§ **Stated goal**: Pick out each line below containing "JSON".
— Begin Data extract —
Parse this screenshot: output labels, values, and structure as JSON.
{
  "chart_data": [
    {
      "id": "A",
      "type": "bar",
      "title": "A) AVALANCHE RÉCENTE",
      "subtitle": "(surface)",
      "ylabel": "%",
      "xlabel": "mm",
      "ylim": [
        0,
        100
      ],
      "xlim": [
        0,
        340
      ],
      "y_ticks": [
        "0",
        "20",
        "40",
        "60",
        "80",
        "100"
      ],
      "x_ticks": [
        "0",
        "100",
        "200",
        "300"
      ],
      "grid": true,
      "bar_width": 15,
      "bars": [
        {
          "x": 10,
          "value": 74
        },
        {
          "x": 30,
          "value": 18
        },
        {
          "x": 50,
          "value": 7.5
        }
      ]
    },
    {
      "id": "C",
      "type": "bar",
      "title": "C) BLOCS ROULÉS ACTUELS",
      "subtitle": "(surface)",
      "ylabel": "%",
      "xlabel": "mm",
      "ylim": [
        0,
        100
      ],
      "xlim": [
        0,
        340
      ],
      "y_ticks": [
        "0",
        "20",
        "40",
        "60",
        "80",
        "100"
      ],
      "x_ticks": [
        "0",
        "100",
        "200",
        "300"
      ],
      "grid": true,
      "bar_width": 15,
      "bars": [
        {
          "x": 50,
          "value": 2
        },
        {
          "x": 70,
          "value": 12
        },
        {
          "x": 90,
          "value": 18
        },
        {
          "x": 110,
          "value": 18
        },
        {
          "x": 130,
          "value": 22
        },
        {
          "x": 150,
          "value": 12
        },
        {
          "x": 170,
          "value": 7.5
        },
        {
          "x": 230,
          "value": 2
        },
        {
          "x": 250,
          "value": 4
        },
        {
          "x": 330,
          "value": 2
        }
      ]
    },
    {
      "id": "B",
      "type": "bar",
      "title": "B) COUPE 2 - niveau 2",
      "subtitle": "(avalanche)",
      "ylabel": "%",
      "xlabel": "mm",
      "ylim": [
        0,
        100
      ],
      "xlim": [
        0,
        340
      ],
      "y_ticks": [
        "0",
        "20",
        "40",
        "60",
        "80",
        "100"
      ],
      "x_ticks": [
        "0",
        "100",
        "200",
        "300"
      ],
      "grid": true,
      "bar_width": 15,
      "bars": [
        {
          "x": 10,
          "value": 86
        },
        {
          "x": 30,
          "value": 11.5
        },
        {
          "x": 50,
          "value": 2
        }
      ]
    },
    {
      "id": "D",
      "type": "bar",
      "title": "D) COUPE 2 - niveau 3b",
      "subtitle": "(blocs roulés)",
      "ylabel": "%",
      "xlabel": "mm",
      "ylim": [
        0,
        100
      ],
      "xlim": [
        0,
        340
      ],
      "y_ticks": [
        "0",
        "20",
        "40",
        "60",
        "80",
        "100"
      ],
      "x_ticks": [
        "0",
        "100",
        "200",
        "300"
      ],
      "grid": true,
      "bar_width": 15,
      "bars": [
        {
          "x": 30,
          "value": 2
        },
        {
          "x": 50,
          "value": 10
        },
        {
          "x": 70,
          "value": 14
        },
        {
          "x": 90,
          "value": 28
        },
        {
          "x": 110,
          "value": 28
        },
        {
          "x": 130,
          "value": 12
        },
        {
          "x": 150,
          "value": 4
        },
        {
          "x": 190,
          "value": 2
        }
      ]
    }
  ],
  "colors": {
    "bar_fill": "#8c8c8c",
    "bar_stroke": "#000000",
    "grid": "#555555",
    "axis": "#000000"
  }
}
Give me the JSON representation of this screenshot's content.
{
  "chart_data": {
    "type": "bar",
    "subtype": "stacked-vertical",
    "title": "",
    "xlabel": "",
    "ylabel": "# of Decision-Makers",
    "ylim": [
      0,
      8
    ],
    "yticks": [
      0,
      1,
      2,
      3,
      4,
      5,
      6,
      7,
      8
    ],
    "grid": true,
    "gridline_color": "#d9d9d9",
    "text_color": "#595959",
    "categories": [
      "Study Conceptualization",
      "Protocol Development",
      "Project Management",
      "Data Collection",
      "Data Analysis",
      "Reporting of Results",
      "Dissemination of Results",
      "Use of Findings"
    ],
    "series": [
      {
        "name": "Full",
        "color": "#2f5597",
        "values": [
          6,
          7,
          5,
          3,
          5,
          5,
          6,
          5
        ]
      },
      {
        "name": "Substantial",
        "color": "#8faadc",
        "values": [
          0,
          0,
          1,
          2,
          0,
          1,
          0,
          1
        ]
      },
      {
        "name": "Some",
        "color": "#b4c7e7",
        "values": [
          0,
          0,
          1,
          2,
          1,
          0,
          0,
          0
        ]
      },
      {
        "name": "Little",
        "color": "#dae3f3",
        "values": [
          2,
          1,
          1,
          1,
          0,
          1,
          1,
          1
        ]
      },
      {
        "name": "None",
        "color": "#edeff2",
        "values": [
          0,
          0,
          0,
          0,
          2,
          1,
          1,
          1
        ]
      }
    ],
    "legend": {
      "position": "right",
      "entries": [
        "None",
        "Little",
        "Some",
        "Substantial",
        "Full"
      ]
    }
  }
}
— End Data extract —
§ **Written solution**:
Parse this screenshot: output labels, values, and structure as JSON.
Give me the JSON representation of this screenshot's content.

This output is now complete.